GIVEN TASK = Check each line of the material below, and copy it if it holds the string "title".

RECORDS PROVIDED =

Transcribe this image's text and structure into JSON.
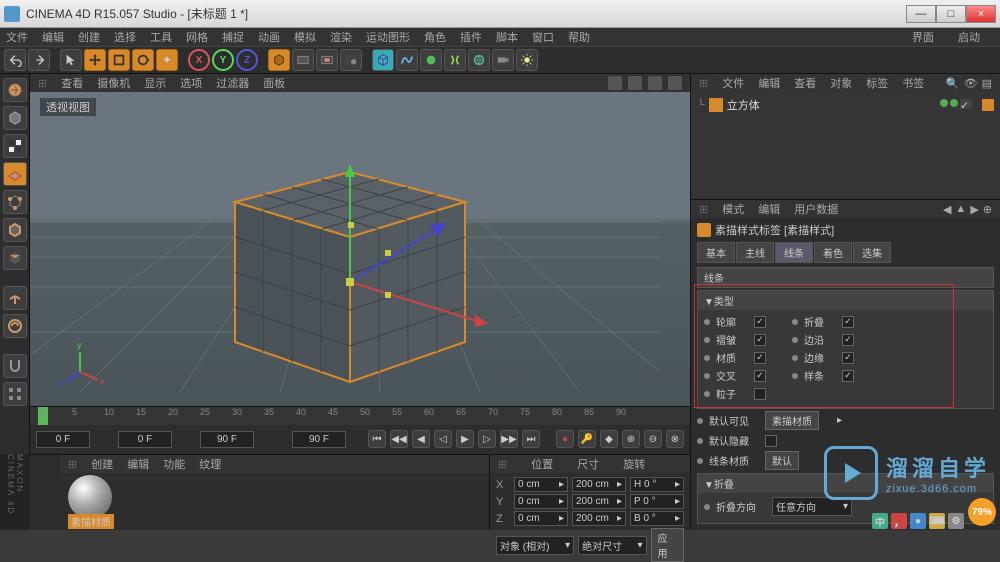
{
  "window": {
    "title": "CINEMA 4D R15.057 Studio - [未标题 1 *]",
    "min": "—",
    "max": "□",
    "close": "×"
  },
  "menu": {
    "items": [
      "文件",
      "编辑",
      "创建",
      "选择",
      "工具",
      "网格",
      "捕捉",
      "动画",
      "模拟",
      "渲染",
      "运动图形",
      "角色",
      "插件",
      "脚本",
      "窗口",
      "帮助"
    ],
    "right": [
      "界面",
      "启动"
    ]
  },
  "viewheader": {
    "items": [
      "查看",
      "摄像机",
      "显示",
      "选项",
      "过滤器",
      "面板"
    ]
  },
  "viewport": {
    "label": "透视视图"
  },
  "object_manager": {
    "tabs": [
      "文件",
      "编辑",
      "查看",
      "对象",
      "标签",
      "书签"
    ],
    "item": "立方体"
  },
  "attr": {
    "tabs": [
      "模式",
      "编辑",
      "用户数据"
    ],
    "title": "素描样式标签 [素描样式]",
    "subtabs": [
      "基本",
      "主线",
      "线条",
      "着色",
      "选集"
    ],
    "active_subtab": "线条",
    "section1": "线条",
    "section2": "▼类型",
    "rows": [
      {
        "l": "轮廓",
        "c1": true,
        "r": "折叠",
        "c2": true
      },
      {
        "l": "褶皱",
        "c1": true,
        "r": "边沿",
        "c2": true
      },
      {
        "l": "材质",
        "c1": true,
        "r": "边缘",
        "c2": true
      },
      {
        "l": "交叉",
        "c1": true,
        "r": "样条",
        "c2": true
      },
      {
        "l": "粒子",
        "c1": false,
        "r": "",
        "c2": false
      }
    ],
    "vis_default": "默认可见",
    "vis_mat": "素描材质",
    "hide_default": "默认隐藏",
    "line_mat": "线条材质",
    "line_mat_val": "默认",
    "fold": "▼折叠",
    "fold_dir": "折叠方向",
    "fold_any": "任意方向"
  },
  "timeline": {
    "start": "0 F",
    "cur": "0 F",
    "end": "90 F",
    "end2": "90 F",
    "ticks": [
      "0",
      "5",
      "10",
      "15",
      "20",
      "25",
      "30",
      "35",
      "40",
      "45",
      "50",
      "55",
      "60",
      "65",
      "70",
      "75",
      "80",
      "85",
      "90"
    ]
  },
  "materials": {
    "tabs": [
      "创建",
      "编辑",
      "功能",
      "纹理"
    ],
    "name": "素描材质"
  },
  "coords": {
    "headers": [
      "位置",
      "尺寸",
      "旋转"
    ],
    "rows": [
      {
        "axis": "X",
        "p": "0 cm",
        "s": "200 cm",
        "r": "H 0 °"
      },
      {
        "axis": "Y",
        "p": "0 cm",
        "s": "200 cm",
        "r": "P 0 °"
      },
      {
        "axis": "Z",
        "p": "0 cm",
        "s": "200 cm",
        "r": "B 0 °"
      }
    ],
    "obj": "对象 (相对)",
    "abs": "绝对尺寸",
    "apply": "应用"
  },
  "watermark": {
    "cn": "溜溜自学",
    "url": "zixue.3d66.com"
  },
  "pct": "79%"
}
...
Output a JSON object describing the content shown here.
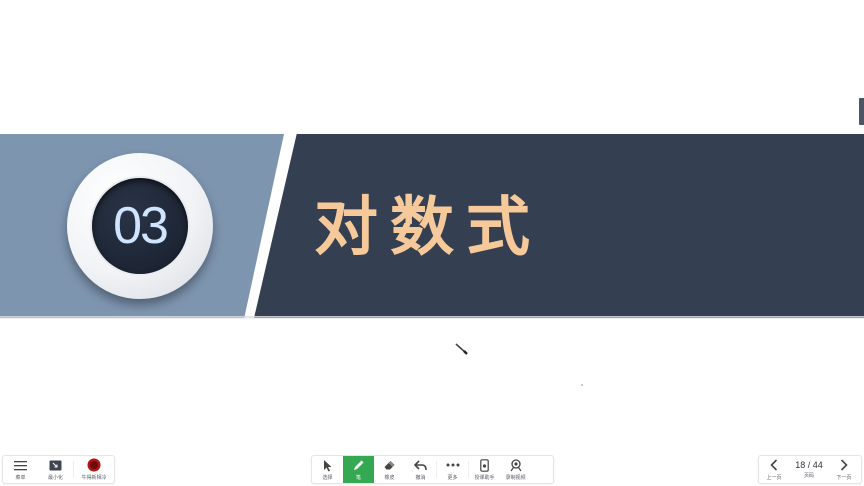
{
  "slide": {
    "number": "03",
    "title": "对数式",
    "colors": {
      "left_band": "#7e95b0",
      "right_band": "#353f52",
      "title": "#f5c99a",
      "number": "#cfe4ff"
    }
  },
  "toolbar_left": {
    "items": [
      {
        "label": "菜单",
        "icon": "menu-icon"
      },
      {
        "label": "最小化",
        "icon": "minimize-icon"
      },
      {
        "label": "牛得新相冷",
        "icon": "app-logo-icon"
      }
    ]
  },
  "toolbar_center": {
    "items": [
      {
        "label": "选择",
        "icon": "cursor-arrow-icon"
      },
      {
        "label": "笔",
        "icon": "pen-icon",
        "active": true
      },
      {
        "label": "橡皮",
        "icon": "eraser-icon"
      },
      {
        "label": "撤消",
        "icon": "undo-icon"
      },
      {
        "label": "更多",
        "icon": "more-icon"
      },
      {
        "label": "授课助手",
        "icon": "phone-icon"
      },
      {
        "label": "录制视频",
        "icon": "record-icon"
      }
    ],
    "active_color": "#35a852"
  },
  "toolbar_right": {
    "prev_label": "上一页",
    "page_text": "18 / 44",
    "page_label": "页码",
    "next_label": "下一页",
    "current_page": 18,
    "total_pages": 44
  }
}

THE COMPLETED TASK =
    "title": "CINEMA 4D R15.057 Studio - [未标题 1 *]",
    "title": "素描样式标签 [素描样式]",
    "title": "对数式",
      "title": "#f5c99a",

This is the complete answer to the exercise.